▶ **WHAT THIS TASK INVOLVES**:
Lines that hold the word "Luxco" should be located and copied.

-- Begin MATERIAL TO PROCESS --

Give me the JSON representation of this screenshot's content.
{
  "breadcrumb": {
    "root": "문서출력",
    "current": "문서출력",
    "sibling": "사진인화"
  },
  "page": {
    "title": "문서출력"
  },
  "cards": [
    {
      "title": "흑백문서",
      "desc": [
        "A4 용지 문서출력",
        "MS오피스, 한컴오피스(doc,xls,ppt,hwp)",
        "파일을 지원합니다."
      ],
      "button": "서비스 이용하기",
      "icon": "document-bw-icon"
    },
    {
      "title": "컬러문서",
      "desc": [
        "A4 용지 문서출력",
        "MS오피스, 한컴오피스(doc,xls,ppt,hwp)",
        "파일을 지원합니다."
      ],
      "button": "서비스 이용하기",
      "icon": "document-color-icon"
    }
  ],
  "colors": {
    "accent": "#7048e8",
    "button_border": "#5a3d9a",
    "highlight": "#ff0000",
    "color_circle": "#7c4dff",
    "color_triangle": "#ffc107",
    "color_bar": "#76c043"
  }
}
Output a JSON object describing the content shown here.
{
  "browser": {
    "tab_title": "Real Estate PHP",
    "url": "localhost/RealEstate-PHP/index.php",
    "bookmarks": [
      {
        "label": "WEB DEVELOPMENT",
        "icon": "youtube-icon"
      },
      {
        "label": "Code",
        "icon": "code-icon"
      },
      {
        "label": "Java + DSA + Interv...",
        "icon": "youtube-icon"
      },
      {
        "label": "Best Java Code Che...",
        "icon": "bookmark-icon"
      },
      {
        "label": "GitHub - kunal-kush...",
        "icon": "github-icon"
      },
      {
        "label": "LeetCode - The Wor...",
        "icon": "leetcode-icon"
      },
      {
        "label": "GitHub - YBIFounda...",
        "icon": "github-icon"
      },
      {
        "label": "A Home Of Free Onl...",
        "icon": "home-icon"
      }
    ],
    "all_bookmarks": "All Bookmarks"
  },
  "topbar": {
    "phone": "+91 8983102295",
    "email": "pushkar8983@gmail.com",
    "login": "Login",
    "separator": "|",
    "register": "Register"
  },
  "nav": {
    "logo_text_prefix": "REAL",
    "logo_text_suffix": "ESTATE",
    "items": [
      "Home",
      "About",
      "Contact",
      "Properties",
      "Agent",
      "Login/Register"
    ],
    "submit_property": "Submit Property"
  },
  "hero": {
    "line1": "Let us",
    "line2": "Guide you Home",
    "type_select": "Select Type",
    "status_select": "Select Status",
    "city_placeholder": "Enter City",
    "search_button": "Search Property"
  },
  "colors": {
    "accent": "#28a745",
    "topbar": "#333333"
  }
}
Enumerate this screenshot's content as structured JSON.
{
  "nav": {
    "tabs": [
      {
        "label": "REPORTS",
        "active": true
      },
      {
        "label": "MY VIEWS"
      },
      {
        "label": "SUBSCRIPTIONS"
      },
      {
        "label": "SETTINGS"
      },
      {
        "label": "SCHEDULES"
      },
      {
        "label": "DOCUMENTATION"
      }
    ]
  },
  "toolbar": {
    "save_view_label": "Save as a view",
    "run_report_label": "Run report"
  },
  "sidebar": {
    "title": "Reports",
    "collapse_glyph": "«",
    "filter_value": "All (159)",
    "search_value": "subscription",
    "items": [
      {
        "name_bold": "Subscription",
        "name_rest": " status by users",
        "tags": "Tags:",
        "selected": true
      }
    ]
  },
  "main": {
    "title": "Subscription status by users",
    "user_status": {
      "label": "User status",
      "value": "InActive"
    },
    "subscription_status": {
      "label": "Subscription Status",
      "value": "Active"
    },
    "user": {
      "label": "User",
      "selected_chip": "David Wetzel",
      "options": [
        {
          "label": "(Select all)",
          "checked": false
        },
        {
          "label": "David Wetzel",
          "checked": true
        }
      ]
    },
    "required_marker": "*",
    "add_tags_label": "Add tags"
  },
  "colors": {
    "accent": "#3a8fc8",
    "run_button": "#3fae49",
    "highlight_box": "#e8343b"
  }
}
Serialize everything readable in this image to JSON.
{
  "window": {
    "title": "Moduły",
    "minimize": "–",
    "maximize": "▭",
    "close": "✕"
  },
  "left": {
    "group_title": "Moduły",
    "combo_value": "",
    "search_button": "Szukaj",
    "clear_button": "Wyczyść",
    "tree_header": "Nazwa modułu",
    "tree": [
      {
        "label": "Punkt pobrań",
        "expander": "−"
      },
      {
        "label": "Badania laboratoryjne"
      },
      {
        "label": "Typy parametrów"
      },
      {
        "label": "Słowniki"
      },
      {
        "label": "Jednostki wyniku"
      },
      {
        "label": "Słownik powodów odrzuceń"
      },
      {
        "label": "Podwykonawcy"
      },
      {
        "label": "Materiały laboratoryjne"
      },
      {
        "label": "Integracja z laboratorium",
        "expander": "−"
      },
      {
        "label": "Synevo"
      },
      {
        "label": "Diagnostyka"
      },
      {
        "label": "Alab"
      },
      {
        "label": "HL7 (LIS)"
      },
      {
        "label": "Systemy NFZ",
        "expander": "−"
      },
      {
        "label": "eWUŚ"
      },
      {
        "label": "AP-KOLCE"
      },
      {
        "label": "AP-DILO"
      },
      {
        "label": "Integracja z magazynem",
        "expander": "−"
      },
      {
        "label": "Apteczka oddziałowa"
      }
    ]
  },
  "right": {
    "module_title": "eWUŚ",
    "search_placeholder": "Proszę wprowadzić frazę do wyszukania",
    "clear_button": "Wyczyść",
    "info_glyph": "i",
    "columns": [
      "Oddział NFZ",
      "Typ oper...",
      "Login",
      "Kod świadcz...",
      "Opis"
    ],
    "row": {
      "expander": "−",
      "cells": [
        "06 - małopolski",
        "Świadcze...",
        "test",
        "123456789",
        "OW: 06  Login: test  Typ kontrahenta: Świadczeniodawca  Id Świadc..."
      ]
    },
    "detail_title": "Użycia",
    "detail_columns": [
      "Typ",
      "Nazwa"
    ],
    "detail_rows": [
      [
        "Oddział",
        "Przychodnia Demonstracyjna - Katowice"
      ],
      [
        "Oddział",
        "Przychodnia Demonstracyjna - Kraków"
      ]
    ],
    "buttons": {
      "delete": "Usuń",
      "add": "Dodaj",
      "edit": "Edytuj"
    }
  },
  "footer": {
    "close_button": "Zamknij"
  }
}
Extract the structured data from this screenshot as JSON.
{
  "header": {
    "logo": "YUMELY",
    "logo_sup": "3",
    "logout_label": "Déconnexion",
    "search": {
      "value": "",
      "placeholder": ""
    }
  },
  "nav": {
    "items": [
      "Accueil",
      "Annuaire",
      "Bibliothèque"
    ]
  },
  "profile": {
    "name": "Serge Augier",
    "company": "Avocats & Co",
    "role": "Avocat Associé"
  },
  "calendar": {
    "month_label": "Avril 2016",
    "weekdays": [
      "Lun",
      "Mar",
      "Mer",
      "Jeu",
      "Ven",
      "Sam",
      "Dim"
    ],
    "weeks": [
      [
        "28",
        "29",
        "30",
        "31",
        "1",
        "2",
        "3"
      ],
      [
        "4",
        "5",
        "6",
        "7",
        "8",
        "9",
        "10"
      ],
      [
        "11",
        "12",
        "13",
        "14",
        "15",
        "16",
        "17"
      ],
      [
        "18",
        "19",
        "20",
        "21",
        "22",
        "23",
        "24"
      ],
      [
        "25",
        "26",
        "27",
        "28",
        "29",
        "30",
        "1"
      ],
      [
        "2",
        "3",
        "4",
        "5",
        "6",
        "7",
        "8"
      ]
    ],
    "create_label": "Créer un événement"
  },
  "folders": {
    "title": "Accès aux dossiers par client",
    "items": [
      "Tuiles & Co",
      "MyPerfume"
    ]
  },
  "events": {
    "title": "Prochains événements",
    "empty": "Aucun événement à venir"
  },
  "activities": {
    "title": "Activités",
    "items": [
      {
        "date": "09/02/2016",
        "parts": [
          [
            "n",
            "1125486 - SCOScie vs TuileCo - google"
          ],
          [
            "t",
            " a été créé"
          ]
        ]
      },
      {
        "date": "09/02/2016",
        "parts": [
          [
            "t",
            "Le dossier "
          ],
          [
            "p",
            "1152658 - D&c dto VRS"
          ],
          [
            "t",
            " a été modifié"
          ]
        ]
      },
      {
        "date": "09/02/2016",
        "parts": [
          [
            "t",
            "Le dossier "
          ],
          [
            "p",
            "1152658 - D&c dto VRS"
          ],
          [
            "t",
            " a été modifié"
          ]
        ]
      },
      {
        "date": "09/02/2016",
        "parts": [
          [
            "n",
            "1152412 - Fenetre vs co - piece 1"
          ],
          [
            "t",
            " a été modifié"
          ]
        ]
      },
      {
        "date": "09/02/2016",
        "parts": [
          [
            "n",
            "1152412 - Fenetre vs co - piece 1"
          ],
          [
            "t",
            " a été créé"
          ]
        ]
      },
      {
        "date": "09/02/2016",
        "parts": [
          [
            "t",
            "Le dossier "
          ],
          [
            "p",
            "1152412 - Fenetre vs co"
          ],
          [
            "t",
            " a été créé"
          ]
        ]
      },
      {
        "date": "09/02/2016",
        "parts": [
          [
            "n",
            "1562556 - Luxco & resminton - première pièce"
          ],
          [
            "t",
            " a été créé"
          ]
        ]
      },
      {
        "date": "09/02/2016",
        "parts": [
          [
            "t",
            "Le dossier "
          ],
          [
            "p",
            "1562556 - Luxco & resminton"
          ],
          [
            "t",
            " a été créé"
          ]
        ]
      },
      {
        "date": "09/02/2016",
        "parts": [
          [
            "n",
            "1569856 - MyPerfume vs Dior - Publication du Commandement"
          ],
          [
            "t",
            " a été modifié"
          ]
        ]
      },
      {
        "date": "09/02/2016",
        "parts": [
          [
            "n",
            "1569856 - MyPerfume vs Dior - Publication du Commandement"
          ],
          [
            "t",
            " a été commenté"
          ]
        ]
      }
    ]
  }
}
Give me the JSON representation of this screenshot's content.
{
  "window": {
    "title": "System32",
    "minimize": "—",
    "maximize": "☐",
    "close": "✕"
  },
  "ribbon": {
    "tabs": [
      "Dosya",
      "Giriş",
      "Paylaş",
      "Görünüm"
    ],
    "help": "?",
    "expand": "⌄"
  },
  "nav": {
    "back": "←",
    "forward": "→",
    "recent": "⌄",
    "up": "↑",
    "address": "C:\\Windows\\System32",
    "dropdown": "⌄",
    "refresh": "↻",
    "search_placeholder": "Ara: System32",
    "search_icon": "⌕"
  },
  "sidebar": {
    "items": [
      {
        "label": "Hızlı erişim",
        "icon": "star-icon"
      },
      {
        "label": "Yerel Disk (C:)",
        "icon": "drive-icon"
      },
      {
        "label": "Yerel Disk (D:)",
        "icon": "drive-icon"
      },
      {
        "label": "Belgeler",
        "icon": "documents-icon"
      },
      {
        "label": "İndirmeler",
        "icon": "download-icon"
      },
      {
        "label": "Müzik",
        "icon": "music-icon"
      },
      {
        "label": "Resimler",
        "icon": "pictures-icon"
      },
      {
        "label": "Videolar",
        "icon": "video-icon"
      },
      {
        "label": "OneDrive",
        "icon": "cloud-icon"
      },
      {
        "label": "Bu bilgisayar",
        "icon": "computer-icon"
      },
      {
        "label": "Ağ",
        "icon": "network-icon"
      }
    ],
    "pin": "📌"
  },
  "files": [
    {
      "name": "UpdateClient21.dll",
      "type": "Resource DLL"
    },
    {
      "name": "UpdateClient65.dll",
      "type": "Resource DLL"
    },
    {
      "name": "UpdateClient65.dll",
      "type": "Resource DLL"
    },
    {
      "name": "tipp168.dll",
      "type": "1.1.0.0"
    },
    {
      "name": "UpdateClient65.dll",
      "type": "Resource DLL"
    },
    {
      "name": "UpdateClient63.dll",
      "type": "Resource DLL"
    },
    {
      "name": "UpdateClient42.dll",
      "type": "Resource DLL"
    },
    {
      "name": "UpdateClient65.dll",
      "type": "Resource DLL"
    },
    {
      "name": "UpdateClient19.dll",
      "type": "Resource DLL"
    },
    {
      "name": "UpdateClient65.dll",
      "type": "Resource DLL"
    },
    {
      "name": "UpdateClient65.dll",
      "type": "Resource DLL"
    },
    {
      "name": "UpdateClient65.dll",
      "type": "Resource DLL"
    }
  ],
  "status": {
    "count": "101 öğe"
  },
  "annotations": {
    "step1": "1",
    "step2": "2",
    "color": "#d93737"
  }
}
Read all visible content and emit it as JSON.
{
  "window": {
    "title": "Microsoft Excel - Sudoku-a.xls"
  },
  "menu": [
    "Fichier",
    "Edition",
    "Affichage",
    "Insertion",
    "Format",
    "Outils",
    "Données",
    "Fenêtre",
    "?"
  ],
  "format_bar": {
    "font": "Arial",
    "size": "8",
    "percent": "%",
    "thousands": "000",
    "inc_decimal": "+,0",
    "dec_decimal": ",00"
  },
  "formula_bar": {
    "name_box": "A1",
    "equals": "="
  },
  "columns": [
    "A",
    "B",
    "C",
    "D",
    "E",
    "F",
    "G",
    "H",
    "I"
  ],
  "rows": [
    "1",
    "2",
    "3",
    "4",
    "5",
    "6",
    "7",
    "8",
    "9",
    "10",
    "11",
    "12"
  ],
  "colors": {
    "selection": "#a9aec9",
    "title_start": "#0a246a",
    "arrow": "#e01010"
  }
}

-- End MATERIAL TO PROCESS --

▶ **THE RESPONSE**:
            "1562556 - Luxco & resminton - première pièce"
            "1562556 - Luxco & resminton"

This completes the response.